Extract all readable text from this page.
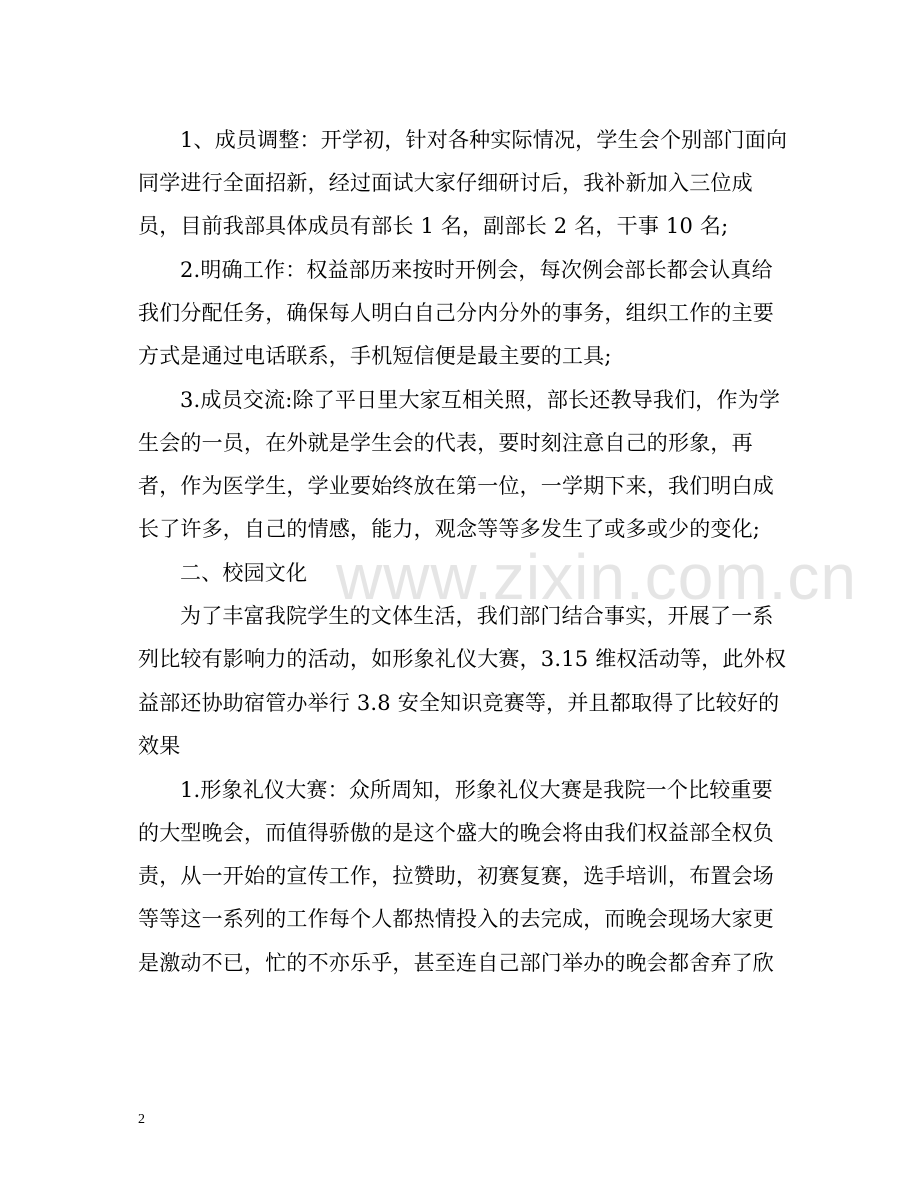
1、成员调整：开学初，针对各种实际情况，学生会个别部门面向
同学进行全面招新，经过面试大家仔细研讨后，我补新加入三位成
员，目前我部具体成员有部长 1 名，副部长 2 名，干事 10 名;
2.明确工作：权益部历来按时开例会，每次例会部长都会认真给
我们分配任务，确保每人明白自己分内分外的事务，组织工作的主要
方式是通过电话联系，手机短信便是最主要的工具;
3.成员交流:除了平日里大家互相关照，部长还教导我们，作为学
生会的一员，在外就是学生会的代表，要时刻注意自己的形象，再
者，作为医学生，学业要始终放在第一位，一学期下来，我们明白成
长了许多，自己的情感，能力，观念等等多发生了或多或少的变化;
二、校园文化
为了丰富我院学生的文体生活，我们部门结合事实，开展了一系
列比较有影响力的活动，如形象礼仪大赛，3.15 维权活动等，此外权
益部还协助宿管办举行 3.8 安全知识竞赛等，并且都取得了比较好的
效果
1.形象礼仪大赛：众所周知，形象礼仪大赛是我院一个比较重要
的大型晚会，而值得骄傲的是这个盛大的晚会将由我们权益部全权负
责，从一开始的宣传工作，拉赞助，初赛复赛，选手培训，布置会场
等等这一系列的工作每个人都热情投入的去完成，而晚会现场大家更
是激动不已，忙的不亦乐乎，甚至连自己部门举办的晚会都舍弃了欣
www.zixin.com.cn
2
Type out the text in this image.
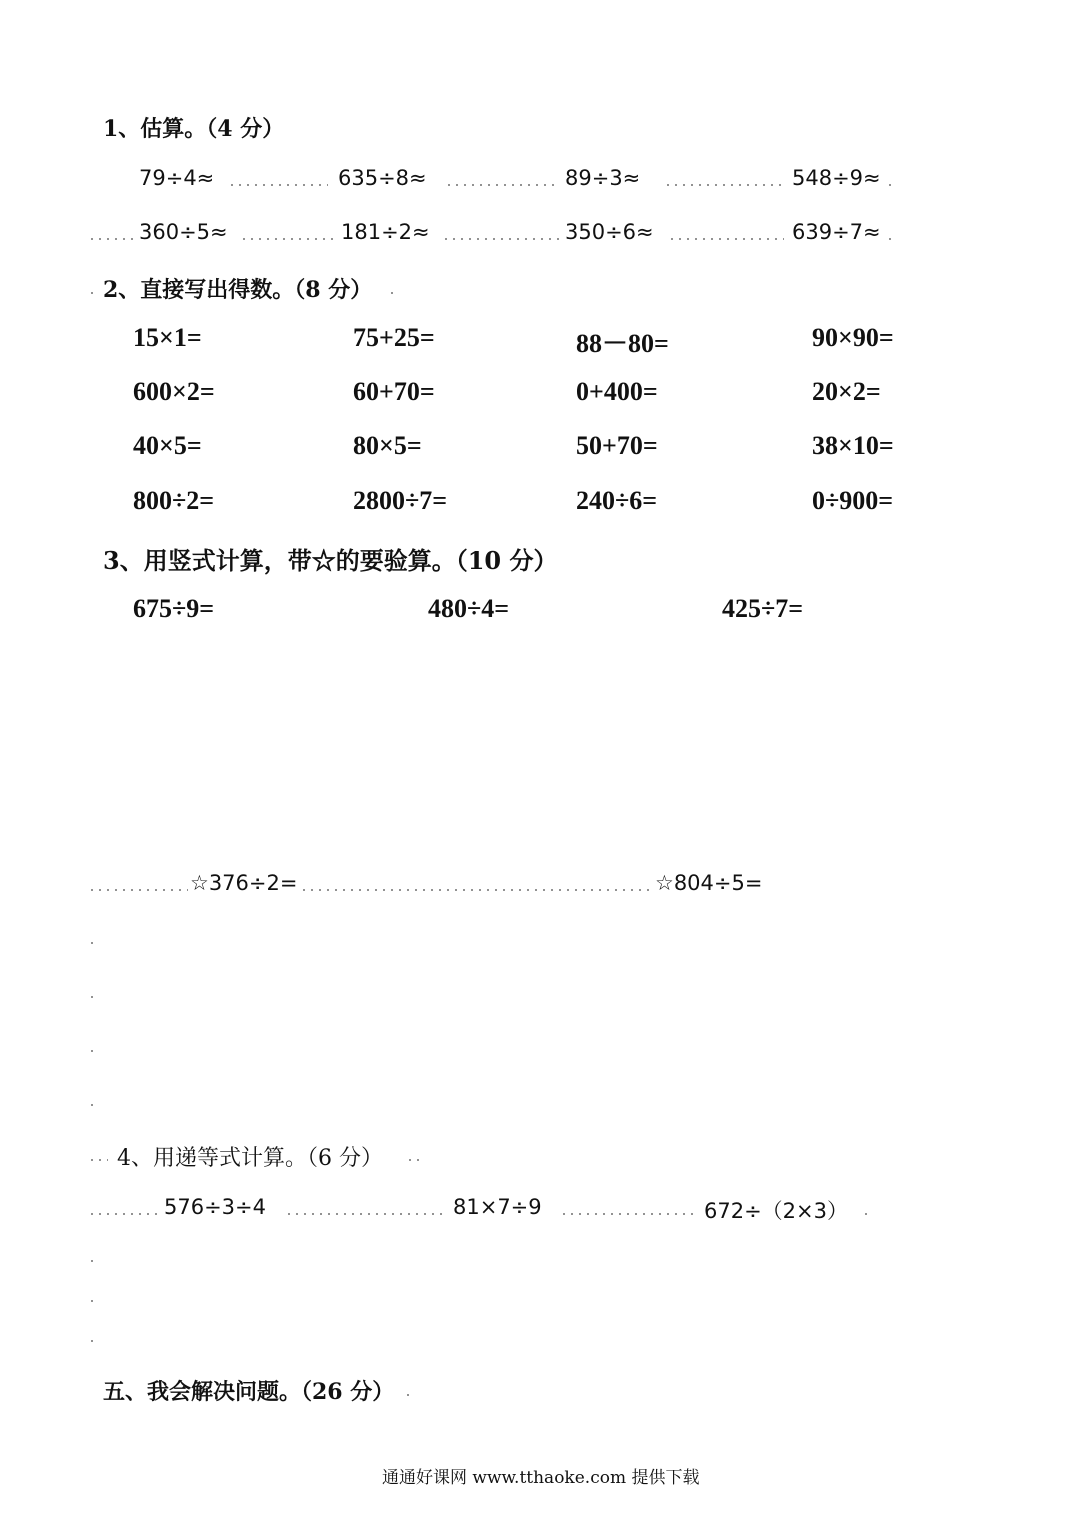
1、估算。（4 分）
79÷4≈	635÷8≈	89÷3≈	548÷9≈
360÷5≈	181÷2≈	350÷6≈	639÷7≈
2、直接写出得数。（8 分）
15×1=	75+25=	88－80=	90×90=
600×2=	60+70=	0+400=	20×2=
40×5=	80×5=	50+70=	38×10=
800÷2=	2800÷7=	240÷6=	0÷900=
3、用竖式计算，带☆的要验算。（10 分）
675÷9=	480÷4=	425÷7=
☆376÷2=	☆804÷5=
4、用递等式计算。（6 分）
576÷3÷4	81×7÷9	672÷（2×3）
五、我会解决问题。（26 分）
通通好课网 www.tthaoke.com 提供下载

◆ ◆ ◆

• **DIRECTIVE**
Where a line above holds the string "this", show that line.

• **EXERCISE OUTPUT**
Extract all readable text from this page.
Type out the text in this image.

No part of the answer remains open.